> [Given problem]: Look for the string "nUPLOAD" in the lines and copy each line that has it.

** START **

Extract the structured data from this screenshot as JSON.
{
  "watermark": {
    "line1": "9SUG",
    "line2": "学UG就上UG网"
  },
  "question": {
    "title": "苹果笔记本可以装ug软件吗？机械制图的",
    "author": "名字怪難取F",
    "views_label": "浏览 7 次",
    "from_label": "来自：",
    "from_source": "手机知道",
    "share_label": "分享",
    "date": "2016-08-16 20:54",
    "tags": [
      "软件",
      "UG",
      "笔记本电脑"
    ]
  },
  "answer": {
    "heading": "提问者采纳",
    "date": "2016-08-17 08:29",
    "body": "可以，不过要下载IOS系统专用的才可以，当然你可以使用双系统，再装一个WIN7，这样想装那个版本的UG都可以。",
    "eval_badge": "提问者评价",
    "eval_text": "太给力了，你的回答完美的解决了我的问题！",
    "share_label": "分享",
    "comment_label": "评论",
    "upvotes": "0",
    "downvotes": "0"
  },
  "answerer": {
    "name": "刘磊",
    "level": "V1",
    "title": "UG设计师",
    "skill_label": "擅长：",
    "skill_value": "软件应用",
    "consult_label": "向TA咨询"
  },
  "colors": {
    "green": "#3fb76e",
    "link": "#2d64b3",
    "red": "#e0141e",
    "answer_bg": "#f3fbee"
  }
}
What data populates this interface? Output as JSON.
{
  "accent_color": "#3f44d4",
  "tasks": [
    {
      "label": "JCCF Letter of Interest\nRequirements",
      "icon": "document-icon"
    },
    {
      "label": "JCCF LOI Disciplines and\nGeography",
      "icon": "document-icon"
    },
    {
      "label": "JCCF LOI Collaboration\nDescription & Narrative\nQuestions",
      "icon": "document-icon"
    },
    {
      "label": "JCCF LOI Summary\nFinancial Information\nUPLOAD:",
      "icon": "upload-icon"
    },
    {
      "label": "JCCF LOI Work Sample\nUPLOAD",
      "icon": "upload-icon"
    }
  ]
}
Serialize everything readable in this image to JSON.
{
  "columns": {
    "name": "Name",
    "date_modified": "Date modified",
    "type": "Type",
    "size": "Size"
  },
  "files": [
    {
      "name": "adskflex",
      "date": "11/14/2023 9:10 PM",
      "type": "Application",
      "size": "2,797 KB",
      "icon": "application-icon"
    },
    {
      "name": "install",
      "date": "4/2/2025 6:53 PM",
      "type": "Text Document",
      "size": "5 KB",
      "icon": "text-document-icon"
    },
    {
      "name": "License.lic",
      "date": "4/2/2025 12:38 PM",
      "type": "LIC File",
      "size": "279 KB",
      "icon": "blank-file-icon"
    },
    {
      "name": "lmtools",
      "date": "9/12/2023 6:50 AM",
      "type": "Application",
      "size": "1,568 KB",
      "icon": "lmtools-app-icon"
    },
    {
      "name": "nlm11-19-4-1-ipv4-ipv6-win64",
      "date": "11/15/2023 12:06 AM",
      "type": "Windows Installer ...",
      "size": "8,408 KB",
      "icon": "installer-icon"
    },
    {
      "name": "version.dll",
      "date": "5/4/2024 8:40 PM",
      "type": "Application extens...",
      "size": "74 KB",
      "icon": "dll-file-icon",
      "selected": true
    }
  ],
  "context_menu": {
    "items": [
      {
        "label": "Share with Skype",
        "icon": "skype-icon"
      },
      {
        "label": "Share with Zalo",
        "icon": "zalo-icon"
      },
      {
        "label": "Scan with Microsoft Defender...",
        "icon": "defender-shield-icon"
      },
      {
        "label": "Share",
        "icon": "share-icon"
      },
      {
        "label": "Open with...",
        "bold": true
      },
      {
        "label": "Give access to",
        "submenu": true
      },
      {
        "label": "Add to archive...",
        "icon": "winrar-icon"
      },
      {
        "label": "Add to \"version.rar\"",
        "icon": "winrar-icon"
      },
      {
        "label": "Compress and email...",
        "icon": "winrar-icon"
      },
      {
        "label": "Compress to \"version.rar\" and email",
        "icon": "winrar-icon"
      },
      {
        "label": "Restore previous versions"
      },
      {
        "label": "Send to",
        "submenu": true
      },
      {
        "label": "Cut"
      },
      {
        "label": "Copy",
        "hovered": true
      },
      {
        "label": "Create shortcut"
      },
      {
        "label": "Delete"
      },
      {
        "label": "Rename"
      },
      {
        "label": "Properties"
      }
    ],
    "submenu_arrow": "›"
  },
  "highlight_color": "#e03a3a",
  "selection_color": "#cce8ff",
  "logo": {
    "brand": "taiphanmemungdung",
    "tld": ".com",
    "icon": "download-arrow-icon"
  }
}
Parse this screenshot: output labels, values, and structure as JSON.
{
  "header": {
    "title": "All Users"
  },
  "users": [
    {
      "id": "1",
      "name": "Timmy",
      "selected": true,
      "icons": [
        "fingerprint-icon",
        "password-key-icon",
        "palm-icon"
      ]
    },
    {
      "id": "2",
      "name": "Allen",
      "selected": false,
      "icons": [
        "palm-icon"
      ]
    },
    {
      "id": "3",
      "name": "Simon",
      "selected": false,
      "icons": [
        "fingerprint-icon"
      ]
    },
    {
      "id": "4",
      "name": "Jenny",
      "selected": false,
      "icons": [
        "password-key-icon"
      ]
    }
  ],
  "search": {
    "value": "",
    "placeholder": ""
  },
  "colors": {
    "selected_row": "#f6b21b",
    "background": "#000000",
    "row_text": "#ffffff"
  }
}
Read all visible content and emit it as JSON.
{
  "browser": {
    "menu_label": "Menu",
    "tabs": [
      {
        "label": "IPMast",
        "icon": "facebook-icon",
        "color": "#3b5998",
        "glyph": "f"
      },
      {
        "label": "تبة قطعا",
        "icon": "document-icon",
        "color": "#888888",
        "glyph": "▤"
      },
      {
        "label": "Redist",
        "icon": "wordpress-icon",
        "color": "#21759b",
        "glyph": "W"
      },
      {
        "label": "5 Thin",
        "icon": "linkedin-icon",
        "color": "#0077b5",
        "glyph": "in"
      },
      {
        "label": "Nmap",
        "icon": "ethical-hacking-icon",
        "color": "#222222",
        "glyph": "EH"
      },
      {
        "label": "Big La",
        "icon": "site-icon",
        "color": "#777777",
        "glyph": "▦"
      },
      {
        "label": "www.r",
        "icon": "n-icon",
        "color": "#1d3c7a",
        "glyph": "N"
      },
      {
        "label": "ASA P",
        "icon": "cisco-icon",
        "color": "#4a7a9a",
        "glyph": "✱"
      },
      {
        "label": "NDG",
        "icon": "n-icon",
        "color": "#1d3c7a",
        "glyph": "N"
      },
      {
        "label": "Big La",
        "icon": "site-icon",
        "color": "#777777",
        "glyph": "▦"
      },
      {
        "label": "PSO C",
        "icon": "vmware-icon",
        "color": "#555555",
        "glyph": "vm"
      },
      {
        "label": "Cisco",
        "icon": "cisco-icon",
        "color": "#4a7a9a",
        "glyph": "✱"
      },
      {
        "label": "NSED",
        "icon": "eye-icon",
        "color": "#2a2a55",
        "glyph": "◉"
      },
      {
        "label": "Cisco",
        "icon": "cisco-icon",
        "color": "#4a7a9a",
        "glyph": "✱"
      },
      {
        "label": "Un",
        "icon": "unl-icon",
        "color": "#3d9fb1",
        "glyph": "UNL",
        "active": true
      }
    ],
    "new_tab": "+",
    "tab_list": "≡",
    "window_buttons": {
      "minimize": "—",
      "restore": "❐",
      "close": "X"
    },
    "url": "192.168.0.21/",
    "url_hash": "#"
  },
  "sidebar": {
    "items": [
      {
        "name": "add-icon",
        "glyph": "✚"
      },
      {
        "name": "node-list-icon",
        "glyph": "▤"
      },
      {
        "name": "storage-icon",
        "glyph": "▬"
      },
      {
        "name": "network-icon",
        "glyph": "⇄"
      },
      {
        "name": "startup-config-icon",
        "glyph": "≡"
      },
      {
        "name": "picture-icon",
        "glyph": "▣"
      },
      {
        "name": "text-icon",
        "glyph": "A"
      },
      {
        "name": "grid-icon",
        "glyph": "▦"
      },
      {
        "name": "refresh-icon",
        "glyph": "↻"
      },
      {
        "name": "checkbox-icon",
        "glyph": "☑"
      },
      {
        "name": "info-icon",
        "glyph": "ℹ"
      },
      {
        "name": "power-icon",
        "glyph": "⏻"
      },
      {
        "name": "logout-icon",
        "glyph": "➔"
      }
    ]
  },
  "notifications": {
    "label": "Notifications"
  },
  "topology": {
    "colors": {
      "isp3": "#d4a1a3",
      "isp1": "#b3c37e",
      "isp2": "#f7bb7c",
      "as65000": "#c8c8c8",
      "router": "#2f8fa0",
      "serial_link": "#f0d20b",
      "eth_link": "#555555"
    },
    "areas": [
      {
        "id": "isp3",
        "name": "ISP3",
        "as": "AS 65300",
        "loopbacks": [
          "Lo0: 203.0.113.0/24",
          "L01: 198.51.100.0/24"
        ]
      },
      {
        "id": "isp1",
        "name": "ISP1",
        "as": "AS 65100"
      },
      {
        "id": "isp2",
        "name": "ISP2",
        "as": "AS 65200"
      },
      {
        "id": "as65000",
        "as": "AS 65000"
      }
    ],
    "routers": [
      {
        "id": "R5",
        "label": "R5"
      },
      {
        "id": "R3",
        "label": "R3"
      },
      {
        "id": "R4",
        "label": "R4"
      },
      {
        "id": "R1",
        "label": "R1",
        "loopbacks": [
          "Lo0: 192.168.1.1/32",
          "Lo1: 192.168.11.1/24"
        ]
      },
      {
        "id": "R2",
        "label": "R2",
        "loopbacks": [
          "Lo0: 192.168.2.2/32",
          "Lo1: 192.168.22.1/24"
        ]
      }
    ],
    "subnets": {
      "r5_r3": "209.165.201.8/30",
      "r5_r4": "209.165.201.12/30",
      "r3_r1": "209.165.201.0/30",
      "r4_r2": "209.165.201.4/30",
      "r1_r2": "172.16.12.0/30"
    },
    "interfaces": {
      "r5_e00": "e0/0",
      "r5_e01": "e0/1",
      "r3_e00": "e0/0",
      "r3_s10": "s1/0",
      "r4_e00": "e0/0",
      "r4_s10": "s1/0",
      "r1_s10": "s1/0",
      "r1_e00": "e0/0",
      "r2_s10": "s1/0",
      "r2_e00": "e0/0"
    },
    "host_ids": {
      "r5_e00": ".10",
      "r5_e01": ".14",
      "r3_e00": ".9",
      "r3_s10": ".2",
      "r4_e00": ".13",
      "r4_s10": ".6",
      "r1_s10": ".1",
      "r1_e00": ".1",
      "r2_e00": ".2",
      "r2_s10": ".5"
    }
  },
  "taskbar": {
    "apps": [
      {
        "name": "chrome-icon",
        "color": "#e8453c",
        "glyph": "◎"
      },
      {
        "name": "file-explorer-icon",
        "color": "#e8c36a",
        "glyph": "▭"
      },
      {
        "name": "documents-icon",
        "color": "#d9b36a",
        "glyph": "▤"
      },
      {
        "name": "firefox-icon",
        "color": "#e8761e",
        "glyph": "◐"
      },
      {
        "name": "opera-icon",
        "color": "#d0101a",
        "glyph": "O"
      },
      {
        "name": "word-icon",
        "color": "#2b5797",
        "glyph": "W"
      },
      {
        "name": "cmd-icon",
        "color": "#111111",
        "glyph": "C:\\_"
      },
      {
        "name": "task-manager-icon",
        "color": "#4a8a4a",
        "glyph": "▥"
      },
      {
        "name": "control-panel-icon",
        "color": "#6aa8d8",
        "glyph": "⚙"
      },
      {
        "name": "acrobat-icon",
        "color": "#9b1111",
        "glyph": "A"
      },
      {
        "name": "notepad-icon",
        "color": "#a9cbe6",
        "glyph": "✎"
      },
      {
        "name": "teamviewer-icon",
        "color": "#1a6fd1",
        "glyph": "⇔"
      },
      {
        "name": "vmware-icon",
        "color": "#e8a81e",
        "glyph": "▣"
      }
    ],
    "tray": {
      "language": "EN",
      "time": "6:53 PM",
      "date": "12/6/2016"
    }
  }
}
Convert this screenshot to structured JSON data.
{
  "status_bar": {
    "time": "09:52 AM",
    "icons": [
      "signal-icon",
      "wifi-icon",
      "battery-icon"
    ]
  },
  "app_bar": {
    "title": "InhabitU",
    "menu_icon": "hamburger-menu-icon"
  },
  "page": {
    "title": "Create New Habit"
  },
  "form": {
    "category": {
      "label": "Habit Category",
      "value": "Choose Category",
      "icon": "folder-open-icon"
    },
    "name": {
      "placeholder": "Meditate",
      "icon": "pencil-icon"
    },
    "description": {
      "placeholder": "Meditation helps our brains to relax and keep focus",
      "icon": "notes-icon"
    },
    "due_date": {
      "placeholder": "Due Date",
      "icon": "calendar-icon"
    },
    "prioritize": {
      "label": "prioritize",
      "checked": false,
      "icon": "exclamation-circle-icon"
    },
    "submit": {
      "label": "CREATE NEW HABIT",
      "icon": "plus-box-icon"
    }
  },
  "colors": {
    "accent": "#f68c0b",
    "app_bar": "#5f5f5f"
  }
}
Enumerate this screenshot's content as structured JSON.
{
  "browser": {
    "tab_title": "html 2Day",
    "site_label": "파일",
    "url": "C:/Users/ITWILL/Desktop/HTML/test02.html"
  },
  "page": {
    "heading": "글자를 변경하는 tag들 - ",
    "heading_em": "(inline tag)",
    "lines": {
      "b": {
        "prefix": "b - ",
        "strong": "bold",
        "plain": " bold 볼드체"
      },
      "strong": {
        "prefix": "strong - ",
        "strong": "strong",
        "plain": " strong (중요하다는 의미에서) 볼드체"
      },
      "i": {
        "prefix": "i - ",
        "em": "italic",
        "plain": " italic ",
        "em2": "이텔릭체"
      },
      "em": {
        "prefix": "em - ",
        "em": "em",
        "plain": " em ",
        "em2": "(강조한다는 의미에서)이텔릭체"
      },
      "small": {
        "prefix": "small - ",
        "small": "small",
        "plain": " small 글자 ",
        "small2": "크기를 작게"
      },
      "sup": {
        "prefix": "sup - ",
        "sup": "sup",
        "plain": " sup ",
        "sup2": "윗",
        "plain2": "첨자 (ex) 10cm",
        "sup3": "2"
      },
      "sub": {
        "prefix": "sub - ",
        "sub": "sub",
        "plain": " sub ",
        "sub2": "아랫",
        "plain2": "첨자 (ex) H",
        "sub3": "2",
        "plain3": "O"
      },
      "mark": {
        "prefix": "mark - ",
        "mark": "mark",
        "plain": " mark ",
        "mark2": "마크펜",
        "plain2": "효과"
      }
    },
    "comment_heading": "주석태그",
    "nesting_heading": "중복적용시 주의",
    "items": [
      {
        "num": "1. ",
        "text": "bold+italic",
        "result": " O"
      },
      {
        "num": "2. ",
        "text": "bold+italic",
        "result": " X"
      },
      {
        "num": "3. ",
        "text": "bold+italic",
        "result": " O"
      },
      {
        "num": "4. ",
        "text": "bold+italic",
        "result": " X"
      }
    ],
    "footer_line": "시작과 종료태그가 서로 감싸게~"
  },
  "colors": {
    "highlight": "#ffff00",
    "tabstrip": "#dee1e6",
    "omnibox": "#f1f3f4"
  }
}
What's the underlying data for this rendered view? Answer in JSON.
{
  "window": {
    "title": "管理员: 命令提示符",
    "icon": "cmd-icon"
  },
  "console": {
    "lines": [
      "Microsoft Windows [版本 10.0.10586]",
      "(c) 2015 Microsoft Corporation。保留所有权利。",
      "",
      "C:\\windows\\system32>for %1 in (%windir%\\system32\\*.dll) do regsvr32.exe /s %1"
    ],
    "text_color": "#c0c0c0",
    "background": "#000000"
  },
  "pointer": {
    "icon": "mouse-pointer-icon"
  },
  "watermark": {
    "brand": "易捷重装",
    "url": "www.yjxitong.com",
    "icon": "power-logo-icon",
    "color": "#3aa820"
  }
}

** END **

> [Answer]:
      "label": "JCCF LOI Summary\nFinancial Information\nUPLOAD:",
      "label": "JCCF LOI Work Sample\nUPLOAD",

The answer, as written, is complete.